- Short exercise
Reproduce the lines of the material starting with the line containing "- insert-media-icon[interactable]: ▤: [326, 390, 346, 410]" and continuing through the line containing "- play-icon[interactable]: ▶: [116, 355, 138, 377]", replacing "timeline-clip" with "timeline-segment" and leaving everything else unchanged.
────────────────
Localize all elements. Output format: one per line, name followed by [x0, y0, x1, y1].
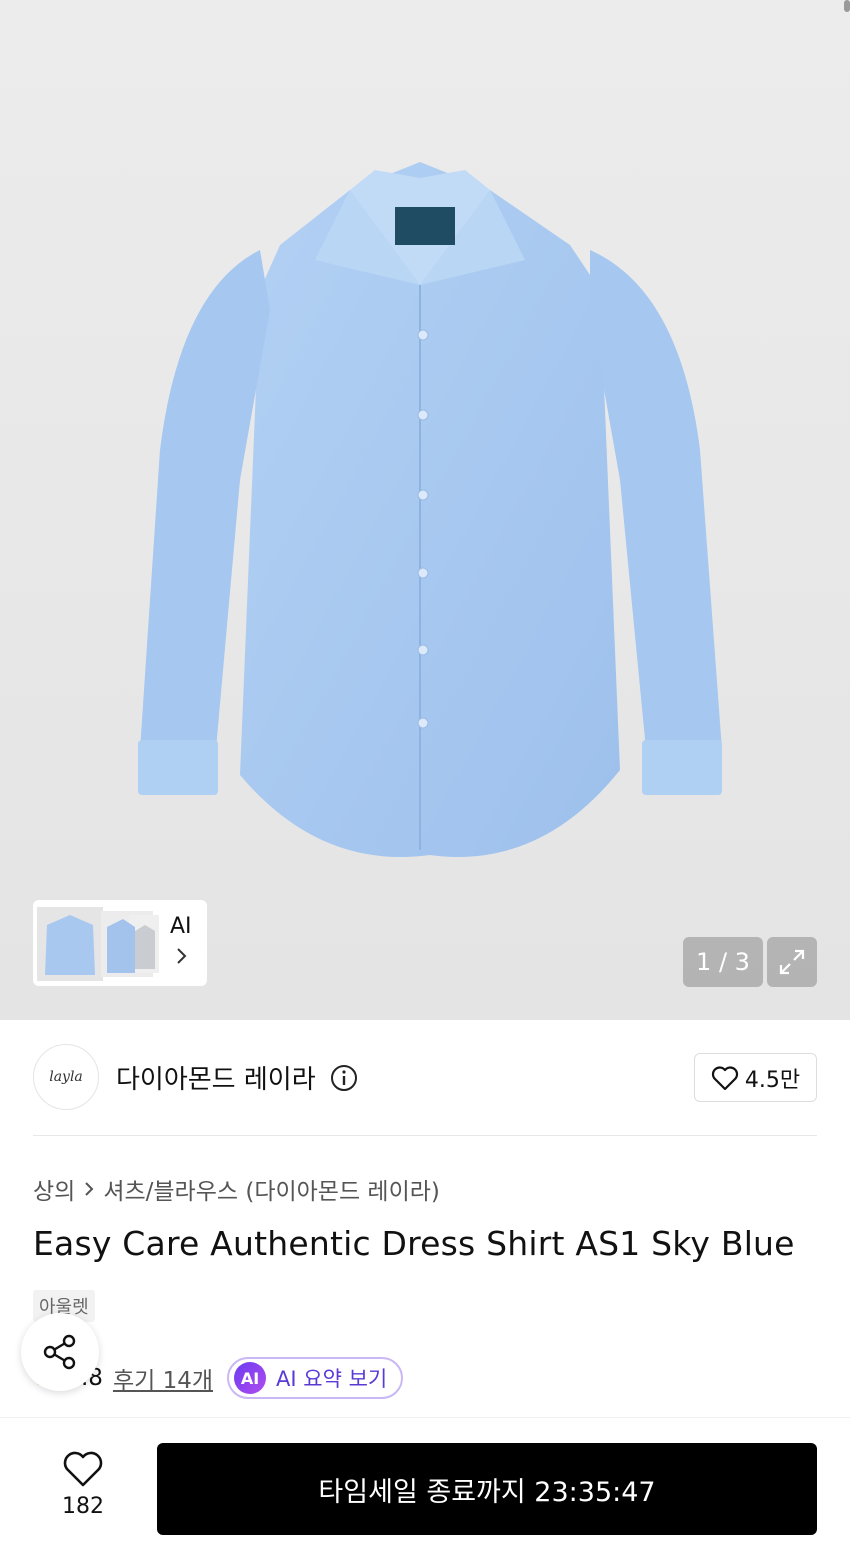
heart-icon: [711, 1065, 738, 1090]
chevron-right-icon: [85, 1182, 94, 1196]
expand-button[interactable]: [767, 937, 817, 987]
share-icon: [43, 1334, 76, 1370]
info-icon[interactable]: [330, 1064, 358, 1092]
ai-summary-label: AI 요약 보기: [276, 1367, 388, 1391]
ai-icon: AI: [234, 1362, 267, 1394]
heart-icon: [63, 1451, 103, 1487]
product-image-gallery[interactable]: AI 1 / 3: [0, 0, 850, 1020]
breadcrumb: 상의 셔츠/블라우스 (다이아몬드 레이라): [33, 1172, 440, 1206]
divider: [33, 1135, 817, 1136]
ai-summary-button[interactable]: AI AI 요약 보기: [227, 1357, 404, 1399]
chevron-right-icon: [177, 948, 187, 964]
product-image-shirt: [138, 162, 722, 858]
wishlist-button[interactable]: 182: [50, 1450, 116, 1519]
scrollbar[interactable]: [844, 0, 850, 12]
thumbnail-ai-label: AI: [170, 914, 192, 939]
time-sale-button[interactable]: 타임세일 종료까지 23:35:47: [157, 1443, 817, 1535]
image-counter: 1 / 3: [683, 937, 763, 987]
breadcrumb-category[interactable]: 상의: [33, 1172, 75, 1206]
thumbnail-images: [37, 907, 159, 981]
reviews-link[interactable]: 후기 14개: [113, 1361, 213, 1395]
share-button[interactable]: [21, 1313, 99, 1391]
ai-thumbnail-card[interactable]: AI: [33, 900, 207, 986]
expand-icon: [779, 949, 805, 975]
brand-logo[interactable]: layla: [33, 1044, 99, 1110]
product-title: Easy Care Authentic Dress Shirt AS1 Sky …: [33, 1224, 795, 1263]
brand-name[interactable]: 다이아몬드 레이라: [116, 1059, 316, 1096]
brand-like-count: 4.5만: [744, 1067, 801, 1093]
wishlist-count: 182: [62, 1494, 104, 1519]
brand-like-button[interactable]: 4.5만: [694, 1053, 817, 1102]
breadcrumb-subcategory[interactable]: 셔츠/블라우스 (다이아몬드 레이라): [103, 1172, 440, 1206]
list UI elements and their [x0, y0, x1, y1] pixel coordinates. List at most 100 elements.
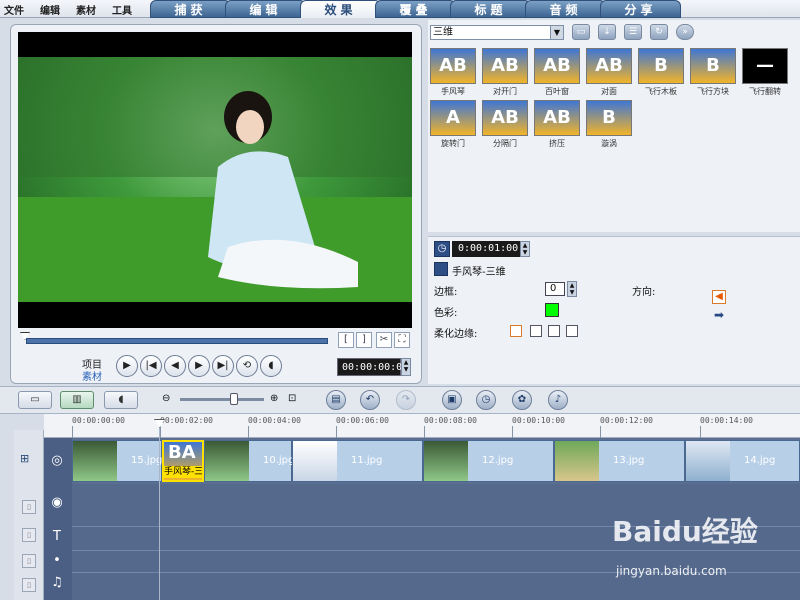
- insert-media-icon[interactable]: ▤: [326, 390, 346, 410]
- soften-strong-button[interactable]: [566, 325, 578, 337]
- audio-mixer-icon[interactable]: ✿: [512, 390, 532, 410]
- enlarge-icon[interactable]: ⛶: [394, 332, 410, 348]
- timeline-clip[interactable]: 11.jpg: [292, 440, 423, 482]
- timeline-clip[interactable]: 14.jpg: [685, 440, 800, 482]
- fit-project-icon[interactable]: ⊡: [288, 393, 296, 404]
- effect-thumbnail: AB: [482, 48, 528, 84]
- storyboard-view-button[interactable]: ▭: [18, 391, 52, 409]
- timeline-clip[interactable]: 10.jpg: [204, 440, 294, 482]
- apply-random-icon[interactable]: ↻: [650, 24, 668, 40]
- play-icon[interactable]: ▶: [116, 355, 138, 377]
- overlay-track-icon[interactable]: ◉: [48, 494, 66, 512]
- ruler-tick: [600, 426, 601, 438]
- soften-weak-button[interactable]: [530, 325, 542, 337]
- lock-icon[interactable]: ▯: [22, 578, 36, 592]
- zoom-in-icon[interactable]: ⊕: [270, 393, 278, 404]
- auto-music-icon[interactable]: ♪: [548, 390, 568, 410]
- smart-proxy-icon[interactable]: ◷: [476, 390, 496, 410]
- lock-icon[interactable]: ▯: [22, 528, 36, 542]
- effect-thumbnail: B: [586, 100, 632, 136]
- effect-item[interactable]: AB 对开门: [482, 48, 528, 100]
- timeline-view-button[interactable]: ▥: [60, 391, 94, 409]
- direction-right-icon[interactable]: ➡: [712, 308, 726, 322]
- redo-icon[interactable]: ↷: [396, 390, 416, 410]
- next-frame-icon[interactable]: ▶: [188, 355, 210, 377]
- clip-mode-label[interactable]: 素材: [82, 368, 102, 383]
- direction-left-icon[interactable]: ◀: [712, 290, 726, 304]
- effect-thumbnail: —: [742, 48, 788, 84]
- tab-overlay[interactable]: 覆叠: [375, 0, 456, 18]
- effect-item[interactable]: B 漩涡: [586, 100, 632, 152]
- voice-track-icon[interactable]: •: [48, 552, 66, 570]
- audio-view-button[interactable]: ◖: [104, 391, 138, 409]
- tab-title[interactable]: 标题: [450, 0, 531, 18]
- menu-file[interactable]: 文件: [4, 2, 24, 17]
- duration-spinner[interactable]: ▲ ▼: [520, 241, 530, 257]
- music-track-icon[interactable]: ♫: [48, 574, 66, 592]
- expand-icon[interactable]: »: [676, 24, 694, 40]
- effect-item[interactable]: AB 对面: [586, 48, 632, 100]
- menu-clip[interactable]: 素材: [76, 2, 96, 17]
- scrubber-track[interactable]: [26, 338, 328, 344]
- effect-name: 飞行木板: [645, 87, 677, 96]
- border-field[interactable]: 0: [545, 282, 565, 296]
- timeline-clip[interactable]: 12.jpg: [423, 440, 554, 482]
- tab-share[interactable]: 分享: [600, 0, 681, 18]
- transition-clip[interactable]: BA 手风琴-三维: [162, 440, 204, 482]
- preview-scrubber[interactable]: [18, 332, 330, 348]
- zoom-out-icon[interactable]: ⊖: [162, 393, 170, 404]
- timeline-clip[interactable]: 13.jpg: [554, 440, 685, 482]
- tab-effect[interactable]: 效果: [300, 0, 381, 18]
- undo-icon[interactable]: ↶: [360, 390, 380, 410]
- soften-medium-button[interactable]: [548, 325, 560, 337]
- tab-capture[interactable]: 捕获: [150, 0, 231, 18]
- effect-item[interactable]: AB 挤压: [534, 100, 580, 152]
- mark-out-button[interactable]: ]: [356, 332, 372, 348]
- ruler-tick: [424, 426, 425, 438]
- preview-timecode[interactable]: 00:00:00:00: [337, 358, 408, 376]
- effect-item[interactable]: B 飞行木板: [638, 48, 684, 100]
- effect-item[interactable]: — 飞行翻转: [742, 48, 788, 100]
- video-track-icon[interactable]: ◎: [48, 452, 66, 470]
- chevron-down-icon[interactable]: ▼: [550, 26, 563, 39]
- zoom-slider-handle[interactable]: [230, 393, 238, 405]
- tab-edit[interactable]: 编辑: [225, 0, 306, 18]
- timeline-ruler[interactable]: [44, 414, 800, 438]
- previous-frame-icon[interactable]: ◀: [164, 355, 186, 377]
- effect-item[interactable]: B 飞行方块: [690, 48, 736, 100]
- volume-icon[interactable]: ◖: [260, 355, 282, 377]
- zoom-slider-track[interactable]: [180, 398, 264, 401]
- effect-item[interactable]: AB 分隔门: [482, 100, 528, 152]
- duration-field[interactable]: 0:00:01:00: [452, 241, 520, 257]
- menu-edit[interactable]: 编辑: [40, 2, 60, 17]
- clip-label: 13.jpg: [613, 455, 645, 466]
- effect-item[interactable]: AB 手风琴: [430, 48, 476, 100]
- library-manager-icon[interactable]: ☰: [624, 24, 642, 40]
- ruler-label: 00:00:08:00: [424, 416, 477, 425]
- timecode-spinner[interactable]: ▲ ▼: [401, 358, 411, 376]
- effect-item[interactable]: A 旋转门: [430, 100, 476, 152]
- track-manager-icon[interactable]: ⊞: [20, 452, 29, 465]
- import-icon[interactable]: ↓: [598, 24, 616, 40]
- step-tabs: 捕获 编辑 效果 覆叠 标题 音频 分享: [150, 0, 681, 18]
- timeline-clip[interactable]: 15.jpg: [72, 440, 162, 482]
- home-icon[interactable]: |◀: [140, 355, 162, 377]
- end-icon[interactable]: ▶|: [212, 355, 234, 377]
- mark-in-button[interactable]: [: [338, 332, 354, 348]
- color-swatch[interactable]: [545, 303, 559, 317]
- effect-name: 百叶窗: [545, 87, 569, 96]
- tab-audio[interactable]: 音频: [525, 0, 606, 18]
- effect-category-select[interactable]: 三维 ▼: [430, 25, 564, 40]
- record-capture-icon[interactable]: ▣: [442, 390, 462, 410]
- menu-tools[interactable]: 工具: [112, 2, 132, 17]
- soften-none-button[interactable]: [510, 325, 522, 337]
- lock-icon[interactable]: ▯: [22, 500, 36, 514]
- border-spinner[interactable]: ▲ ▼: [567, 281, 577, 297]
- ruler-label: 00:00:14:00: [700, 416, 753, 425]
- lock-icon[interactable]: ▯: [22, 554, 36, 568]
- title-track-icon[interactable]: T: [48, 528, 66, 546]
- effect-item[interactable]: AB 百叶窗: [534, 48, 580, 100]
- repeat-icon[interactable]: ⟲: [236, 355, 258, 377]
- folder-icon[interactable]: ▭: [572, 24, 590, 40]
- scissors-icon[interactable]: ✂: [376, 332, 392, 348]
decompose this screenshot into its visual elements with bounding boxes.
────────────────
- Result of the exercise
- insert-media-icon[interactable]: ▤: [326, 390, 346, 410]
- soften-strong-button[interactable]: [566, 325, 578, 337]
- audio-mixer-icon[interactable]: ✿: [512, 390, 532, 410]
- enlarge-icon[interactable]: ⛶: [394, 332, 410, 348]
- timeline-segment[interactable]: 11.jpg: [292, 440, 423, 482]
- timeline-segment[interactable]: 14.jpg: [685, 440, 800, 482]
- fit-project-icon[interactable]: ⊡: [288, 393, 296, 404]
- effect-thumbnail: AB: [482, 48, 528, 84]
- storyboard-view-button[interactable]: ▭: [18, 391, 52, 409]
- timeline-segment[interactable]: 10.jpg: [204, 440, 294, 482]
- apply-random-icon[interactable]: ↻: [650, 24, 668, 40]
- play-icon[interactable]: ▶: [116, 355, 138, 377]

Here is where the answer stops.